» Raw data
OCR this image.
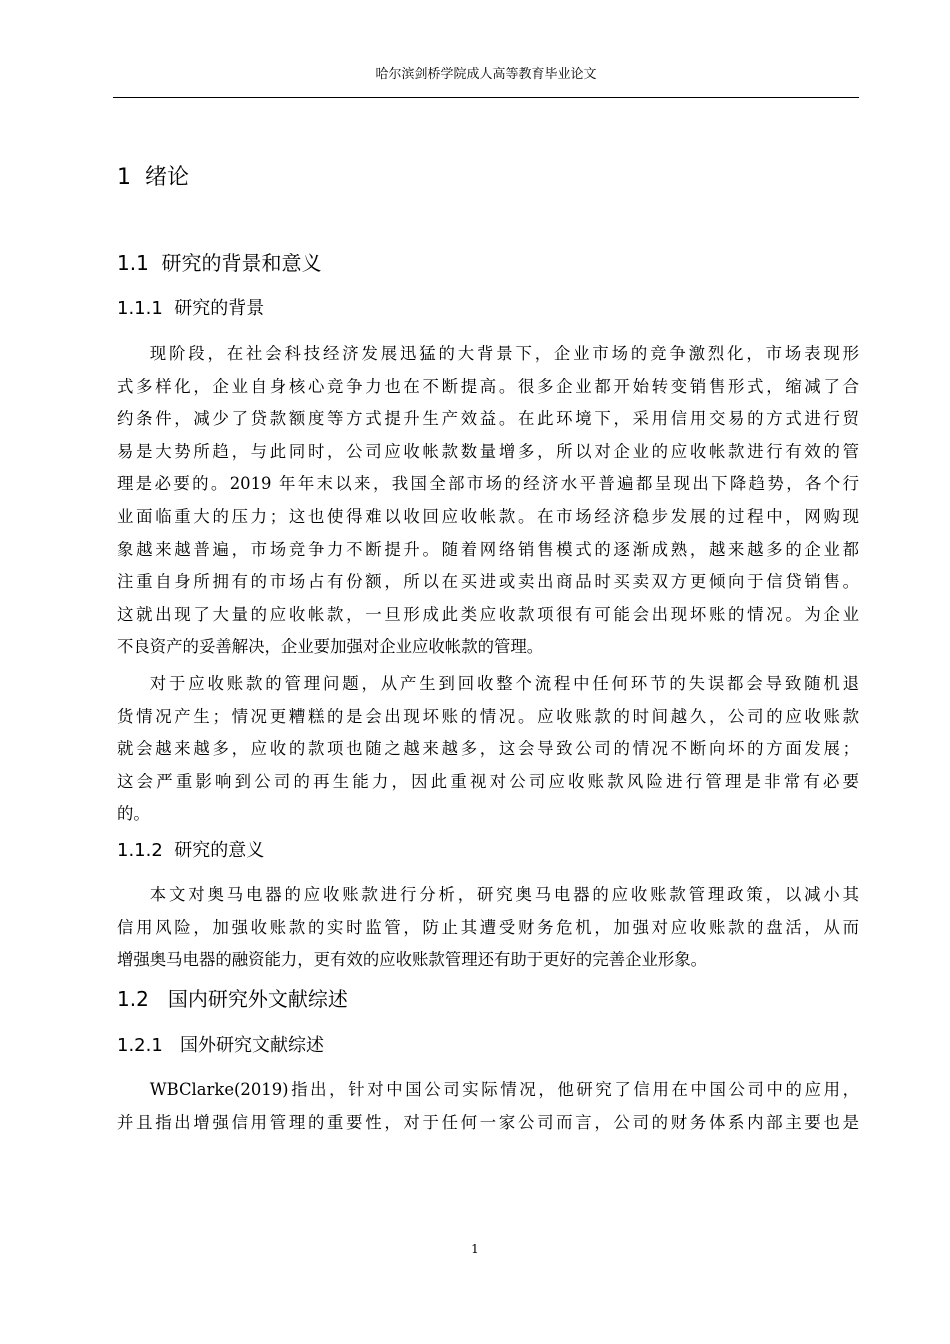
哈尔滨剑桥学院成人高等教育毕业论文
1  绪论
1.1  研究的背景和意义
1.1.1  研究的背景
现阶段，在社会科技经济发展迅猛的大背景下，企业市场的竞争激烈化，市场表现形
式多样化，企业自身核心竞争力也在不断提高。很多企业都开始转变销售形式，缩减了合
约条件，减少了贷款额度等方式提升生产效益。在此环境下，采用信用交易的方式进行贸
易是大势所趋，与此同时，公司应收帐款数量增多，所以对企业的应收帐款进行有效的管
理是必要的。2019 年年末以来，我国全部市场的经济水平普遍都呈现出下降趋势，各个行
业面临重大的压力；这也使得难以收回应收帐款。在市场经济稳步发展的过程中，网购现
象越来越普遍，市场竞争力不断提升。随着网络销售模式的逐渐成熟，越来越多的企业都
注重自身所拥有的市场占有份额，所以在买进或卖出商品时买卖双方更倾向于信贷销售。
这就出现了大量的应收帐款，一旦形成此类应收款项很有可能会出现坏账的情况。为企业
不良资产的妥善解决，企业要加强对企业应收帐款的管理。
对于应收账款的管理问题，从产生到回收整个流程中任何环节的失误都会导致随机退
货情况产生；情况更糟糕的是会出现坏账的情况。应收账款的时间越久，公司的应收账款
就会越来越多，应收的款项也随之越来越多，这会导致公司的情况不断向坏的方面发展；
这会严重影响到公司的再生能力，因此重视对公司应收账款风险进行管理是非常有必要
的。
1.1.2  研究的意义
本文对奥马电器的应收账款进行分析，研究奥马电器的应收账款管理政策，以减小其
信用风险，加强收账款的实时监管，防止其遭受财务危机，加强对应收账款的盘活，从而
增强奥马电器的融资能力，更有效的应收账款管理还有助于更好的完善企业形象。
1.2   国内研究外文献综述
1.2.1   国外研究文献综述
WBClarke(2019)指出，针对中国公司实际情况，他研究了信用在中国公司中的应用，
并且指出增强信用管理的重要性，对于任何一家公司而言，公司的财务体系内部主要也是
1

» What you will do
Copy the material above exactly and drop the pictures.

» Final result
OCR this image.
哈尔滨剑桥学院成人高等教育毕业论文
1  绪论
1.1  研究的背景和意义
1.1.1  研究的背景
现阶段，在社会科技经济发展迅猛的大背景下，企业市场的竞争激烈化，市场表现形
式多样化，企业自身核心竞争力也在不断提高。很多企业都开始转变销售形式，缩减了合
约条件，减少了贷款额度等方式提升生产效益。在此环境下，采用信用交易的方式进行贸
易是大势所趋，与此同时，公司应收帐款数量增多，所以对企业的应收帐款进行有效的管
理是必要的。2019 年年末以来，我国全部市场的经济水平普遍都呈现出下降趋势，各个行
业面临重大的压力；这也使得难以收回应收帐款。在市场经济稳步发展的过程中，网购现
象越来越普遍，市场竞争力不断提升。随着网络销售模式的逐渐成熟，越来越多的企业都
注重自身所拥有的市场占有份额，所以在买进或卖出商品时买卖双方更倾向于信贷销售。
这就出现了大量的应收帐款，一旦形成此类应收款项很有可能会出现坏账的情况。为企业
不良资产的妥善解决，企业要加强对企业应收帐款的管理。
对于应收账款的管理问题，从产生到回收整个流程中任何环节的失误都会导致随机退
货情况产生；情况更糟糕的是会出现坏账的情况。应收账款的时间越久，公司的应收账款
就会越来越多，应收的款项也随之越来越多，这会导致公司的情况不断向坏的方面发展；
这会严重影响到公司的再生能力，因此重视对公司应收账款风险进行管理是非常有必要
的。
1.1.2  研究的意义
本文对奥马电器的应收账款进行分析，研究奥马电器的应收账款管理政策，以减小其
信用风险，加强收账款的实时监管，防止其遭受财务危机，加强对应收账款的盘活，从而
增强奥马电器的融资能力，更有效的应收账款管理还有助于更好的完善企业形象。
1.2   国内研究外文献综述
1.2.1   国外研究文献综述
WBClarke(2019)指出，针对中国公司实际情况，他研究了信用在中国公司中的应用，
并且指出增强信用管理的重要性，对于任何一家公司而言，公司的财务体系内部主要也是
1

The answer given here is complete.